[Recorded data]
::::::::::
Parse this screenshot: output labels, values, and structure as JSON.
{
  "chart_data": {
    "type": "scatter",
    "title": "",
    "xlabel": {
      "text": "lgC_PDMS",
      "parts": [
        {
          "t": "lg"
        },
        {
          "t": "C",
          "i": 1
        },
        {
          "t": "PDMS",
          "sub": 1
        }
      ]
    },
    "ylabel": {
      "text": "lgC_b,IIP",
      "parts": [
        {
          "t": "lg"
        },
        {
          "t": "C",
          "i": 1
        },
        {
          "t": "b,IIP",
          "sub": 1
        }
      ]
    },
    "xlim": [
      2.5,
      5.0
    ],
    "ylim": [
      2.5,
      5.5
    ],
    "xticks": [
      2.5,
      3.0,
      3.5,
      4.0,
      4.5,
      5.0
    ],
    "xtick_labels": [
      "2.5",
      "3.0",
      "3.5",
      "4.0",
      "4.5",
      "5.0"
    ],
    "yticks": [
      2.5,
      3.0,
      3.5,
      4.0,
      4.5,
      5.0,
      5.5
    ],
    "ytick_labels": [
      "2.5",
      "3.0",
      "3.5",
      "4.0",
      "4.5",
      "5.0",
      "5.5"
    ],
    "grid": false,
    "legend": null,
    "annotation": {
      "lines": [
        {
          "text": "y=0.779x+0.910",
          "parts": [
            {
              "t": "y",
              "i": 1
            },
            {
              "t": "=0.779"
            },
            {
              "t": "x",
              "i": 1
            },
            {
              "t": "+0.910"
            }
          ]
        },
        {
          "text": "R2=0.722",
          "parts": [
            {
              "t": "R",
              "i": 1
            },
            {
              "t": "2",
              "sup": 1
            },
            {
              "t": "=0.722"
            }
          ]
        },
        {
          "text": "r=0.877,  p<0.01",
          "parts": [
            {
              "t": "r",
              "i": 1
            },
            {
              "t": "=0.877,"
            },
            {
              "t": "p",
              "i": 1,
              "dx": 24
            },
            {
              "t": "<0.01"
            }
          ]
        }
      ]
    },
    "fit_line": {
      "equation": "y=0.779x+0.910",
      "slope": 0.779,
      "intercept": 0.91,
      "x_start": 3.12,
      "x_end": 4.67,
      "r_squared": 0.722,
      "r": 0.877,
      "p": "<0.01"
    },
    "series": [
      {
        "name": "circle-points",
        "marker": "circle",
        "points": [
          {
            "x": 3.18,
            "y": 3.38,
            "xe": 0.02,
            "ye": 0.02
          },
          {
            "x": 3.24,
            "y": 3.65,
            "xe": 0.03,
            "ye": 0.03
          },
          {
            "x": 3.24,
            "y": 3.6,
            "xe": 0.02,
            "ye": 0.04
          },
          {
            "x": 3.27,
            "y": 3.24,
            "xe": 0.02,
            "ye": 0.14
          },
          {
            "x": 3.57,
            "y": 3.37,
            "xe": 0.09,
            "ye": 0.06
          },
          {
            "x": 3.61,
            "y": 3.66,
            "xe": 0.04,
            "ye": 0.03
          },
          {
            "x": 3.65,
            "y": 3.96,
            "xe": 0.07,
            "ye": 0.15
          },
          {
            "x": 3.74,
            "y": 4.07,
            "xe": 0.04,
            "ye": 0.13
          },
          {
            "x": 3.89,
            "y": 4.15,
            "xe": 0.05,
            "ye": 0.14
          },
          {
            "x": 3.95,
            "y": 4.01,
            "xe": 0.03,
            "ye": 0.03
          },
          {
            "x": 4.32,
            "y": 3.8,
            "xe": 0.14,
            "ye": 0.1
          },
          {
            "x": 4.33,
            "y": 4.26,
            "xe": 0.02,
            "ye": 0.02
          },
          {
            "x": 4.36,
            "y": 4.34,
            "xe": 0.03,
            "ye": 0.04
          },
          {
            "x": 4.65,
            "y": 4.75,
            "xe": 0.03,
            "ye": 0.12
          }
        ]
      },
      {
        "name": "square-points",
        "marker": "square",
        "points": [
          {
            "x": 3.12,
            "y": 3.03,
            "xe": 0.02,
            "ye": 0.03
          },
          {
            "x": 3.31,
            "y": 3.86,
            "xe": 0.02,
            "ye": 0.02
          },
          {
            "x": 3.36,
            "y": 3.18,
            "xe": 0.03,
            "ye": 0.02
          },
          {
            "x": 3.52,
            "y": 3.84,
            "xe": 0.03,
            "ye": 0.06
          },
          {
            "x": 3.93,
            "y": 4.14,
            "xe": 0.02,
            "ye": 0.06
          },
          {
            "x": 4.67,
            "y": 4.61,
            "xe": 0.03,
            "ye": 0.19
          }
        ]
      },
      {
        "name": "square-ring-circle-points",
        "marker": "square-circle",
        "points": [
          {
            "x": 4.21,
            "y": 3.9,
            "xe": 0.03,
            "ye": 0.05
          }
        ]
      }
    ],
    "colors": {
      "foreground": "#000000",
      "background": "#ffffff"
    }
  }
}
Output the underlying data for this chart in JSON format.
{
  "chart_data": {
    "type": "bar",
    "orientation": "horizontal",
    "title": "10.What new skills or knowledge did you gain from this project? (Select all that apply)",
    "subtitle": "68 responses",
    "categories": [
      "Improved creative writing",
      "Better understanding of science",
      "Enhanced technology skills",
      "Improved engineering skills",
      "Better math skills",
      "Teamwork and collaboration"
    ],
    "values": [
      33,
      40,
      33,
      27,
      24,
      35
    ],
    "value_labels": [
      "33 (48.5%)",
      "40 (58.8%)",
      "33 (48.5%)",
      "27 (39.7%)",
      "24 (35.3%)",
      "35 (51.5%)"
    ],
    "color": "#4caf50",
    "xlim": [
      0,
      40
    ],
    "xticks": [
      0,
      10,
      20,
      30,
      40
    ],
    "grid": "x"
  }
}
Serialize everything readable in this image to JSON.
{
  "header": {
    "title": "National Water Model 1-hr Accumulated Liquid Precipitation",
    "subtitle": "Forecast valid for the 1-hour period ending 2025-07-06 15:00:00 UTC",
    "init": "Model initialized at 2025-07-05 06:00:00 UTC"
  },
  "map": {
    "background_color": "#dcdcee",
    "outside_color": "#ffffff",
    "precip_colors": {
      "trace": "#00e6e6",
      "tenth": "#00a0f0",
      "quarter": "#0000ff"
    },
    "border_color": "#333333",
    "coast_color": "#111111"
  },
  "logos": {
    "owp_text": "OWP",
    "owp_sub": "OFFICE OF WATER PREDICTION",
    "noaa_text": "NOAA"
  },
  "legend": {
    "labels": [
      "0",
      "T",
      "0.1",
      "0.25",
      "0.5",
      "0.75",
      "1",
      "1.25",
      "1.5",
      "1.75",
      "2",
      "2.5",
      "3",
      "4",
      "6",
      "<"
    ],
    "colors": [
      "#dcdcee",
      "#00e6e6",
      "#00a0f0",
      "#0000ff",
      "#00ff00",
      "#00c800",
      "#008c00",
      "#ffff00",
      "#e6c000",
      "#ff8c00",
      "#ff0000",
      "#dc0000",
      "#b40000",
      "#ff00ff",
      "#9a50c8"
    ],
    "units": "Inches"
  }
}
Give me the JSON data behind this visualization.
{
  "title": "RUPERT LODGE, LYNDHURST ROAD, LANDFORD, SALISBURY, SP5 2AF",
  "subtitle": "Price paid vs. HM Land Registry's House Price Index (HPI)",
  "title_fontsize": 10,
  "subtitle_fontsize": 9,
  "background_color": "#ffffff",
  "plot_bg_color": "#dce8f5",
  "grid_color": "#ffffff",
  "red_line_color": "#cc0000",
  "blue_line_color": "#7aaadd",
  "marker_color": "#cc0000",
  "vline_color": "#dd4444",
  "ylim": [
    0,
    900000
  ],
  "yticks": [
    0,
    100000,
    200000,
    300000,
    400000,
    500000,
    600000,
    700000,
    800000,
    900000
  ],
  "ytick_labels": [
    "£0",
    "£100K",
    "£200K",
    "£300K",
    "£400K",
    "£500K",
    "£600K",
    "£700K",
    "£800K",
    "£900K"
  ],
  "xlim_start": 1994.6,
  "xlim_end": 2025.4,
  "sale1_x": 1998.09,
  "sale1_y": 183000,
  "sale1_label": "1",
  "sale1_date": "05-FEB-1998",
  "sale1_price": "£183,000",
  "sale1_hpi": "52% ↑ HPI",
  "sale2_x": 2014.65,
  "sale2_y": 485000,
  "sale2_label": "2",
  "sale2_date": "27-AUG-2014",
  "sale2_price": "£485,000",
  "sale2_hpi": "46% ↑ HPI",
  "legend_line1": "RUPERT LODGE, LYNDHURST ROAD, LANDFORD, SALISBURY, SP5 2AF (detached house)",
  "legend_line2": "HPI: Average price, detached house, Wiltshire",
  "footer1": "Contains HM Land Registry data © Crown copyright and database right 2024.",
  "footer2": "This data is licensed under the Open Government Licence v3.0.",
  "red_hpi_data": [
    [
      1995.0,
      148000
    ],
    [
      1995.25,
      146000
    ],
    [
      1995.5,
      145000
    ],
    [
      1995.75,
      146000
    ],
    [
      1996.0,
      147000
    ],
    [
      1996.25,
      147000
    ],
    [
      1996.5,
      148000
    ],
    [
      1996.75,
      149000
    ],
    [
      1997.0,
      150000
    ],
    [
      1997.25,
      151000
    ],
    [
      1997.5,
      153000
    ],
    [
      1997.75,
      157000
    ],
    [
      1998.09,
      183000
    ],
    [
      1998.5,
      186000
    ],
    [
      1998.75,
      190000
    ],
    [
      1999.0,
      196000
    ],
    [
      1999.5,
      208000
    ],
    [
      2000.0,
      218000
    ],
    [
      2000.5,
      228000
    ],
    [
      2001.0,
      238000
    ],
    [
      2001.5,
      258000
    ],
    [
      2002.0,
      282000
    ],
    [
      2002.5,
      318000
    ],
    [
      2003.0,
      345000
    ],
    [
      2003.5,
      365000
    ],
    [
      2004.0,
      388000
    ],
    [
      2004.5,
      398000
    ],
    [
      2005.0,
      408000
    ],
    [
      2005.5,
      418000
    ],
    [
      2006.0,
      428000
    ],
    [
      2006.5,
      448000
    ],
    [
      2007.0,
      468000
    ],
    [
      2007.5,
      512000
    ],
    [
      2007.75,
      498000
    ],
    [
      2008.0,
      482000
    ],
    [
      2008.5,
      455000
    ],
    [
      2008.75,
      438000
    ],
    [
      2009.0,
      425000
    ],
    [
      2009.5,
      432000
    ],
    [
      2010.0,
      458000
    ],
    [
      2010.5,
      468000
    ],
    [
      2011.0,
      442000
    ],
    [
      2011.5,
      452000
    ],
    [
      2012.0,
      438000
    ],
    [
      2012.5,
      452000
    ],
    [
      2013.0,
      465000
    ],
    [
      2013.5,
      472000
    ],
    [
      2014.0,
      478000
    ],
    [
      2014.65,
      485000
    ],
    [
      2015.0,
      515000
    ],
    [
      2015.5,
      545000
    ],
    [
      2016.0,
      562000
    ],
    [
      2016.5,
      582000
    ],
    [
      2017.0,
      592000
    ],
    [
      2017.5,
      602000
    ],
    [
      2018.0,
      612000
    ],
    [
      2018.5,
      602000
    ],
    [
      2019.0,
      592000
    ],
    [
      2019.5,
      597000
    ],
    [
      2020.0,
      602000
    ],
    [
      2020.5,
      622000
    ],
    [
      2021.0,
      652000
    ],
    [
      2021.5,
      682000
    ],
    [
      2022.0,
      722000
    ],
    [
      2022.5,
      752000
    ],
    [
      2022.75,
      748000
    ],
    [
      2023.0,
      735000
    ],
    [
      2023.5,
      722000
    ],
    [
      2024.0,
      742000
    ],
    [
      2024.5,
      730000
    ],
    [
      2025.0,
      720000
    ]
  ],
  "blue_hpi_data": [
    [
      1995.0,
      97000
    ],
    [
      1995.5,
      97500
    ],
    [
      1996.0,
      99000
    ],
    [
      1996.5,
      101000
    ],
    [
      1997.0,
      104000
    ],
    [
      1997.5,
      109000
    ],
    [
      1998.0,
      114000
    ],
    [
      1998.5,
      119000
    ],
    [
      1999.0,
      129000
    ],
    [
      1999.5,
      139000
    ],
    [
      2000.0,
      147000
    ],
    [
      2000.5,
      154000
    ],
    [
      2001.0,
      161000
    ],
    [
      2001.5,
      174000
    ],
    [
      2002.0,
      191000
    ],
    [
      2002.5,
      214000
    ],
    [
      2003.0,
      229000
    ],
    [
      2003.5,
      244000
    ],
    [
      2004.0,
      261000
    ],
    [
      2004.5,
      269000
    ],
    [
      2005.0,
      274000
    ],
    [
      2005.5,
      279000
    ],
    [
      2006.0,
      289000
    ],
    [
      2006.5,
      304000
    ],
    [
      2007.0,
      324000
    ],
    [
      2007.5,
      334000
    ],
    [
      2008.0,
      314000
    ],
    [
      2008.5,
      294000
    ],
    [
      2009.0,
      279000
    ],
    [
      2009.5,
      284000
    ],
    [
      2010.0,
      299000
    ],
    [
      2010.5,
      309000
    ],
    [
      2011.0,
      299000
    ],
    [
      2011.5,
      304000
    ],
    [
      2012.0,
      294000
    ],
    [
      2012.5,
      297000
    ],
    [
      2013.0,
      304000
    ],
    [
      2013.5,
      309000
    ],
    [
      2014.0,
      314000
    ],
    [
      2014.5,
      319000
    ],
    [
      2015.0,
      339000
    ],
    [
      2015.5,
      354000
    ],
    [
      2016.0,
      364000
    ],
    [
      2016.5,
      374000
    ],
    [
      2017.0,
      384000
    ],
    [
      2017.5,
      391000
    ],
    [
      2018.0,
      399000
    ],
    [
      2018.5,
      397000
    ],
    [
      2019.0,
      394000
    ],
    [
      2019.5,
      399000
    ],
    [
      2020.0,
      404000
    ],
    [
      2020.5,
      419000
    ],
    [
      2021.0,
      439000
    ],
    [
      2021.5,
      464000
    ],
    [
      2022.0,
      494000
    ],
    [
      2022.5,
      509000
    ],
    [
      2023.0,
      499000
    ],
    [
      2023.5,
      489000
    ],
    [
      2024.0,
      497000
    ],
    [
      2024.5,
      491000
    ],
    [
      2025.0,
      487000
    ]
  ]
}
::::::::::
→ The problem
In the records above, locate each line with the word "LODGE". Copy all such lines.

→ Expected answer
  "title": "RUPERT LODGE, LYNDHURST ROAD, LANDFORD, SALISBURY, SP5 2AF",
  "legend_line1": "RUPERT LODGE, LYNDHURST ROAD, LANDFORD, SALISBURY, SP5 2AF (detached house)",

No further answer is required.